▸ Task objective:
Copy out every line exactly, passing over the pictures.

▸ Stored records:
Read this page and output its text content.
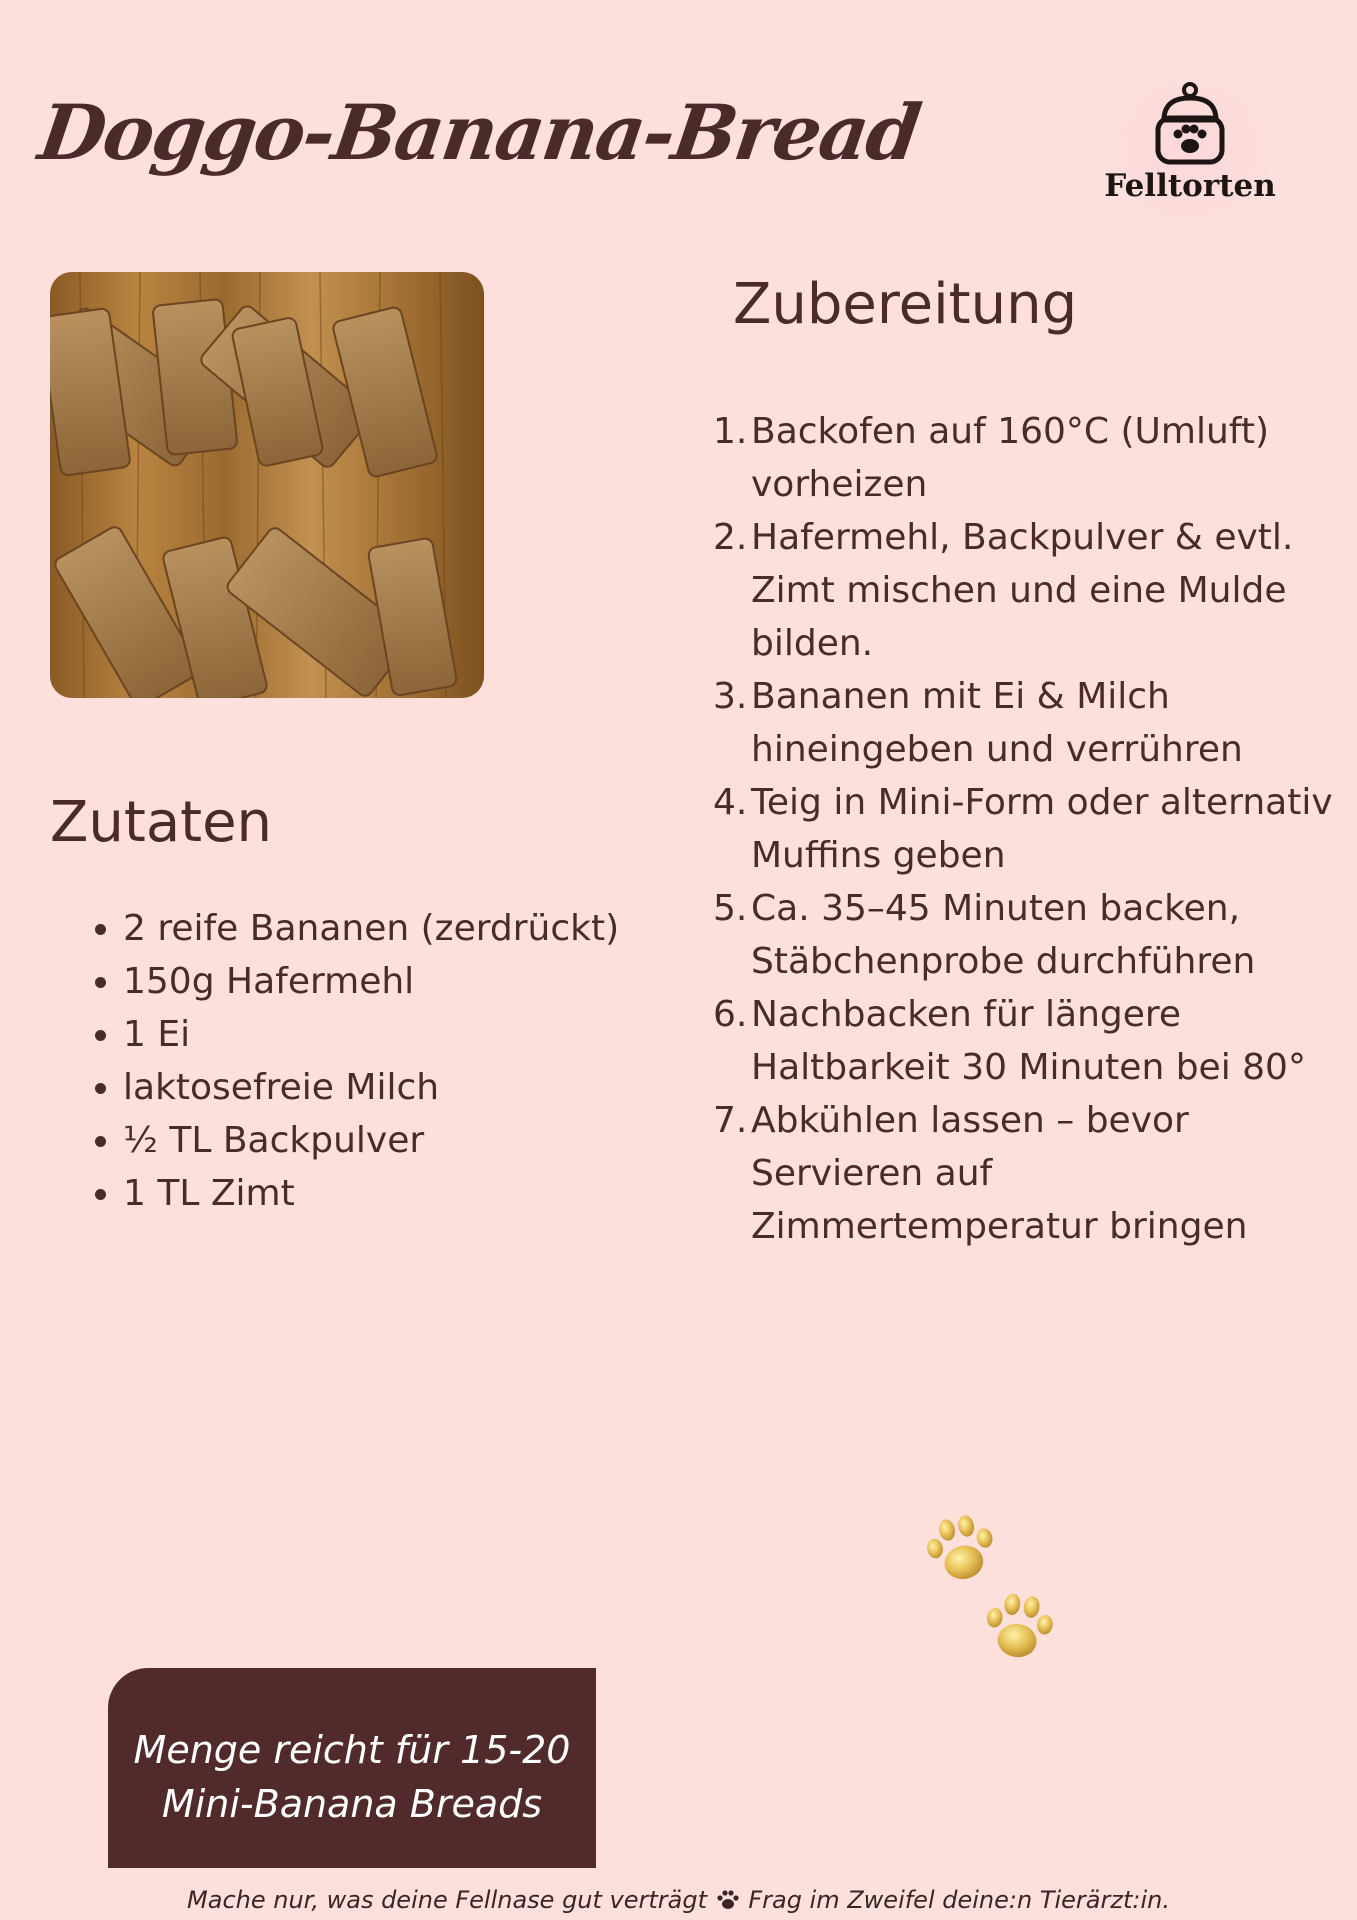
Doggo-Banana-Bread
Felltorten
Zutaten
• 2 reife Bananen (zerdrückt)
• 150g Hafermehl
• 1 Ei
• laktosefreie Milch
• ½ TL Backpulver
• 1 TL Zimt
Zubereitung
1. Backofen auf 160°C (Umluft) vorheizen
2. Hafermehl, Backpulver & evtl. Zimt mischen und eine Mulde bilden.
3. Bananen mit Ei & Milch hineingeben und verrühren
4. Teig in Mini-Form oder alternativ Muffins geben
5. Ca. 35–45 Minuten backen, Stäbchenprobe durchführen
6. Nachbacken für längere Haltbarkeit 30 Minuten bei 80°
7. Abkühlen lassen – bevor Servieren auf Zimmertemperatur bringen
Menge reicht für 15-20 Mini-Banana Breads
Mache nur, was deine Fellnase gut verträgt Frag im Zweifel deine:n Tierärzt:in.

▸ Task answer:
Read this page and output its text content.
Doggo-Banana-Bread
Felltorten
Zutaten
• 2 reife Bananen (zerdrückt)
• 150g Hafermehl
• 1 Ei
• laktosefreie Milch
• ½ TL Backpulver
• 1 TL Zimt
Zubereitung
1. Backofen auf 160°C (Umluft) vorheizen
2. Hafermehl, Backpulver & evtl. Zimt mischen und eine Mulde bilden.
3. Bananen mit Ei & Milch hineingeben und verrühren
4. Teig in Mini-Form oder alternativ Muffins geben
5. Ca. 35–45 Minuten backen, Stäbchenprobe durchführen
6. Nachbacken für längere Haltbarkeit 30 Minuten bei 80°
7. Abkühlen lassen – bevor Servieren auf Zimmertemperatur bringen
Menge reicht für 15-20 Mini-Banana Breads
Mache nur, was deine Fellnase gut verträgt Frag im Zweifel deine:n Tierärzt:in.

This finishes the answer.